▸ **Prompt**
Would you output the whole listing below, exactly as it reads?

▸ **Data excerpts**
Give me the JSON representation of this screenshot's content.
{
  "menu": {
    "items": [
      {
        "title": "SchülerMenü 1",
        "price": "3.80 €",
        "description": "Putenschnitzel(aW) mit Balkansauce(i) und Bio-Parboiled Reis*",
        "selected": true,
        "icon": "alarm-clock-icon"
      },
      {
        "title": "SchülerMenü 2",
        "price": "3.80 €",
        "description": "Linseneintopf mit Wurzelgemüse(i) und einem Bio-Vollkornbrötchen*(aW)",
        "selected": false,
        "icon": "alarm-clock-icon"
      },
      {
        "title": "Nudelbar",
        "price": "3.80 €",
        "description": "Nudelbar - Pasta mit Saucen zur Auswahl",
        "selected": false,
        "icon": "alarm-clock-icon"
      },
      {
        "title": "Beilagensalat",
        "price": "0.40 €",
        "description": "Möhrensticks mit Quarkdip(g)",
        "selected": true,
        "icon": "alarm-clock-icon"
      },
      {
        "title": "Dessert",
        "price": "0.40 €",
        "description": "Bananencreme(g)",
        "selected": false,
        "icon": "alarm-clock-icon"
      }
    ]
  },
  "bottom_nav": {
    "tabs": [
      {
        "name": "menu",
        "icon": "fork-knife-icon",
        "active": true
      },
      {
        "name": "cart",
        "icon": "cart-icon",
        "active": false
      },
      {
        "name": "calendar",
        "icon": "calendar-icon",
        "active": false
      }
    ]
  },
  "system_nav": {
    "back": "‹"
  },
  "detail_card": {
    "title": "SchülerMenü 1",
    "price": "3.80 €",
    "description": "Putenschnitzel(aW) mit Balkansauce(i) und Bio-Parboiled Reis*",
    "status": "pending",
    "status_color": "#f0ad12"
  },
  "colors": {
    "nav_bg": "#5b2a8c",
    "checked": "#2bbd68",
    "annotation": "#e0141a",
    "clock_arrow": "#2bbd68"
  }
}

▸ **Exercise response**
Give me the JSON representation of this screenshot's content.
{
  "menu": {
    "items": [
      {
        "title": "SchülerMenü 1",
        "price": "3.80 €",
        "description": "Putenschnitzel(aW) mit Balkansauce(i) und Bio-Parboiled Reis*",
        "selected": true,
        "icon": "alarm-clock-icon"
      },
      {
        "title": "SchülerMenü 2",
        "price": "3.80 €",
        "description": "Linseneintopf mit Wurzelgemüse(i) und einem Bio-Vollkornbrötchen*(aW)",
        "selected": false,
        "icon": "alarm-clock-icon"
      },
      {
        "title": "Nudelbar",
        "price": "3.80 €",
        "description": "Nudelbar - Pasta mit Saucen zur Auswahl",
        "selected": false,
        "icon": "alarm-clock-icon"
      },
      {
        "title": "Beilagensalat",
        "price": "0.40 €",
        "description": "Möhrensticks mit Quarkdip(g)",
        "selected": true,
        "icon": "alarm-clock-icon"
      },
      {
        "title": "Dessert",
        "price": "0.40 €",
        "description": "Bananencreme(g)",
        "selected": false,
        "icon": "alarm-clock-icon"
      }
    ]
  },
  "bottom_nav": {
    "tabs": [
      {
        "name": "menu",
        "icon": "fork-knife-icon",
        "active": true
      },
      {
        "name": "cart",
        "icon": "cart-icon",
        "active": false
      },
      {
        "name": "calendar",
        "icon": "calendar-icon",
        "active": false
      }
    ]
  },
  "system_nav": {
    "back": "‹"
  },
  "detail_card": {
    "title": "SchülerMenü 1",
    "price": "3.80 €",
    "description": "Putenschnitzel(aW) mit Balkansauce(i) und Bio-Parboiled Reis*",
    "status": "pending",
    "status_color": "#f0ad12"
  },
  "colors": {
    "nav_bg": "#5b2a8c",
    "checked": "#2bbd68",
    "annotation": "#e0141a",
    "clock_arrow": "#2bbd68"
  }
}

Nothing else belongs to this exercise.